> Saved entries
__________

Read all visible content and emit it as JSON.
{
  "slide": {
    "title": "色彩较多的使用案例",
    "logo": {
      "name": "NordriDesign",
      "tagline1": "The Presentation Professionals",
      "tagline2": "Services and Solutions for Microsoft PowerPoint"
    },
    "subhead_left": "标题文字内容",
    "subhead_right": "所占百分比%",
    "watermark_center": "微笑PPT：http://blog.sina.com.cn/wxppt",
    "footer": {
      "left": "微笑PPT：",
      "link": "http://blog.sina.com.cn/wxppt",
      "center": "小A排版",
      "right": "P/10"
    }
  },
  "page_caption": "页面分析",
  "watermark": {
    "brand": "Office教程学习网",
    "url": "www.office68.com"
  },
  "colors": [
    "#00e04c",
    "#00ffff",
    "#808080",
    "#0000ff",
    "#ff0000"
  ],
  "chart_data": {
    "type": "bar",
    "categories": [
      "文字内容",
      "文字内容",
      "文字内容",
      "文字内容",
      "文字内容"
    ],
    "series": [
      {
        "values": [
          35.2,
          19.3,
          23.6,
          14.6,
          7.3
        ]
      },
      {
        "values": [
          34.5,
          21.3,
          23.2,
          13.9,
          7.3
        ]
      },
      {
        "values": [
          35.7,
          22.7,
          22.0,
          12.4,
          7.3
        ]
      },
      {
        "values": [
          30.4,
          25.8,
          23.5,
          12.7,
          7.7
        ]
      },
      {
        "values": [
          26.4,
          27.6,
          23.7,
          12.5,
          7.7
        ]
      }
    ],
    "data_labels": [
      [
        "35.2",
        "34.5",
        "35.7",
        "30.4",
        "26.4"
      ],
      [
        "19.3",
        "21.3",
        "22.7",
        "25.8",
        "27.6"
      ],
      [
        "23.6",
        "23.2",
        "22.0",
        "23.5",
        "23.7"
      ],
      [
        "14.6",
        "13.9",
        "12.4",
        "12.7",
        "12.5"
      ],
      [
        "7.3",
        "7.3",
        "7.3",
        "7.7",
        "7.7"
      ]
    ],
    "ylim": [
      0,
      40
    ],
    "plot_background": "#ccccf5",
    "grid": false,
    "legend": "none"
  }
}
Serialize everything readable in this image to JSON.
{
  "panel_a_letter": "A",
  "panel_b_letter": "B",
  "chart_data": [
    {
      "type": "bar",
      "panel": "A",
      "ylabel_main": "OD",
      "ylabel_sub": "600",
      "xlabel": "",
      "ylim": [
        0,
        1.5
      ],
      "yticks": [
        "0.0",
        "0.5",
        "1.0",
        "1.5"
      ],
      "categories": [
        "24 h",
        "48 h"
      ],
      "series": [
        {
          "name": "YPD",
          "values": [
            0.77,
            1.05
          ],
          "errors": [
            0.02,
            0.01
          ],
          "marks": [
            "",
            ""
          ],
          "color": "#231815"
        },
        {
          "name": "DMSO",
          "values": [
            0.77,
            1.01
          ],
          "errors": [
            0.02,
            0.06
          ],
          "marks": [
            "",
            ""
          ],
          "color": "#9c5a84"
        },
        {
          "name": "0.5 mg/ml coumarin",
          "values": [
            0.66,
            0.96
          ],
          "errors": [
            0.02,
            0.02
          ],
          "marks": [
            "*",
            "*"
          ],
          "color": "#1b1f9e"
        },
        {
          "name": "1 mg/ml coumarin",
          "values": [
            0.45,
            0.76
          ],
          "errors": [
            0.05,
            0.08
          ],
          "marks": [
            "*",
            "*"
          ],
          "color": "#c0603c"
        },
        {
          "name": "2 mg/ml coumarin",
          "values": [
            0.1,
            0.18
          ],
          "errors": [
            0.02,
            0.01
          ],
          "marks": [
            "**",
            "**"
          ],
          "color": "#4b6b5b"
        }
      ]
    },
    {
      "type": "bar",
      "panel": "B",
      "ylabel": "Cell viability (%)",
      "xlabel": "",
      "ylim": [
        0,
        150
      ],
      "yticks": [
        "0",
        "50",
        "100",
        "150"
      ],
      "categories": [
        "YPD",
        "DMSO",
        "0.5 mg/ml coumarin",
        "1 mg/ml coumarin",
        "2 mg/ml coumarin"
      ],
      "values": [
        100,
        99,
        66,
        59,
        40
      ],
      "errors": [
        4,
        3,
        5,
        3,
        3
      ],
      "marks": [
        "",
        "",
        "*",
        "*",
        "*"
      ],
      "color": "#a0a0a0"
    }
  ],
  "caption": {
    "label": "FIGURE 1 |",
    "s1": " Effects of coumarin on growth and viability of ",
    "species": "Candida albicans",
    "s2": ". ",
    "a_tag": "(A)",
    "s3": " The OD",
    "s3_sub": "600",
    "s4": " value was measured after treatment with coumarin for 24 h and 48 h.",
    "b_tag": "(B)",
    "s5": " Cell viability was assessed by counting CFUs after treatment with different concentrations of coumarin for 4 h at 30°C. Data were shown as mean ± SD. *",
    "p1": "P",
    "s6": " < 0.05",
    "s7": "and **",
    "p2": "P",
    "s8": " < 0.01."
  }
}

__________

> EXERCISE OBJECTIVE
From the listing above, pick out every line containing "coumarin".

> TASK OUTPUT
          "name": "0.5 mg/ml coumarin",
          "name": "1 mg/ml coumarin",
          "name": "2 mg/ml coumarin",
        "0.5 mg/ml coumarin",
        "1 mg/ml coumarin",
        "2 mg/ml coumarin"
    "s1": " Effects of coumarin on growth and viability of ",
    "s4": " value was measured after treatment with coumarin for 24 h and 48 h.",
    "s5": " Cell viability was assessed by counting CFUs after treatment with different concentrations of coumarin for 4 h at 30°C. Data were shown as mean ± SD. *",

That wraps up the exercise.